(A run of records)

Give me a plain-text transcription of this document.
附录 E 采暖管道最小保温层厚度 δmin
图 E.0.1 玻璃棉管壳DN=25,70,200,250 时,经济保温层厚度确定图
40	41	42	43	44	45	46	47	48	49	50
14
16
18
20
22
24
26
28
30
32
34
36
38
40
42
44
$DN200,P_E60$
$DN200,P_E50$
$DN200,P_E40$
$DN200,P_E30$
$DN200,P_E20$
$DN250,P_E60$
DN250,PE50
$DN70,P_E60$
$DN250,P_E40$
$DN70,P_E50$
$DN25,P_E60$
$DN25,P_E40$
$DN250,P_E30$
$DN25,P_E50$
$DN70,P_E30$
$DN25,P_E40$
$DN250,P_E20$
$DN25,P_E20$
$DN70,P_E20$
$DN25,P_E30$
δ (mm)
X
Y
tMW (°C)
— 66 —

--

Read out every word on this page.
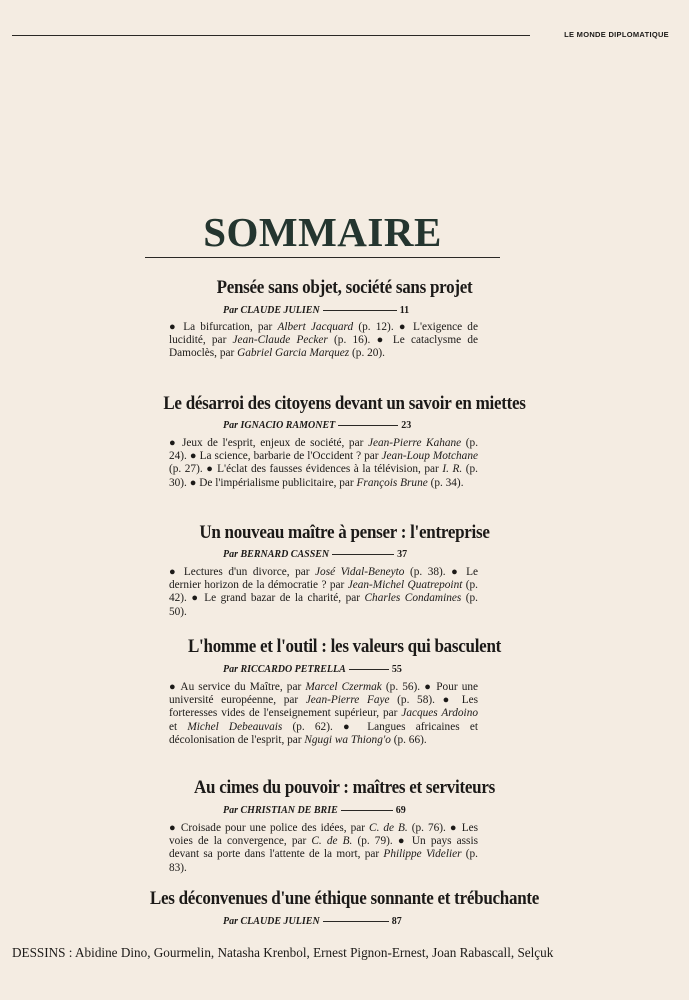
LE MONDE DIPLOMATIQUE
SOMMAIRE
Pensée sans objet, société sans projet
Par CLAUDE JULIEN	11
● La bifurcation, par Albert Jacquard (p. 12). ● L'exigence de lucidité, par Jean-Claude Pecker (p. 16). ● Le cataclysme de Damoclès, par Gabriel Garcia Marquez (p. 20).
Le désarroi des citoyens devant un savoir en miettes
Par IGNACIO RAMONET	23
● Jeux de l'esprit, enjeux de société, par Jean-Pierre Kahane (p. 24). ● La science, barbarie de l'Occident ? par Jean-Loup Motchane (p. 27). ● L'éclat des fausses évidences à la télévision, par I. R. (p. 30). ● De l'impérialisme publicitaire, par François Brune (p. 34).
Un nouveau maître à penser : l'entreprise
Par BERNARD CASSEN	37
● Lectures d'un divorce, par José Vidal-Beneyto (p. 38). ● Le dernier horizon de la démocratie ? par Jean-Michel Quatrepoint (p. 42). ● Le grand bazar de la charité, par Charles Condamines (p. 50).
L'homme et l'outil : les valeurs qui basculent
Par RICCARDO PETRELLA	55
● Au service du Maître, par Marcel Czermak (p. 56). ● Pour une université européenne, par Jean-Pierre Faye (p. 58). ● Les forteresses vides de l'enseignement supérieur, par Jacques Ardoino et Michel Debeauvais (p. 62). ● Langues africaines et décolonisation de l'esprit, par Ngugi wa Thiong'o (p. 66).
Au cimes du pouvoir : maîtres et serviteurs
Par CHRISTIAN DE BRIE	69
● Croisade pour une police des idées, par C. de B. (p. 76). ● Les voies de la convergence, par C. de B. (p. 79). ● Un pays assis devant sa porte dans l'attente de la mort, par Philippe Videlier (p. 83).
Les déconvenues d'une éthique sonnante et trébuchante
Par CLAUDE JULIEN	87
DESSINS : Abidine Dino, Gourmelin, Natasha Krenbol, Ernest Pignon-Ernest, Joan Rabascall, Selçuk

- **GOAL**: Of all the lines in the material above, how many contain the word "JULIEN"? Give only the count.

- **COMPLETED TASK**: 2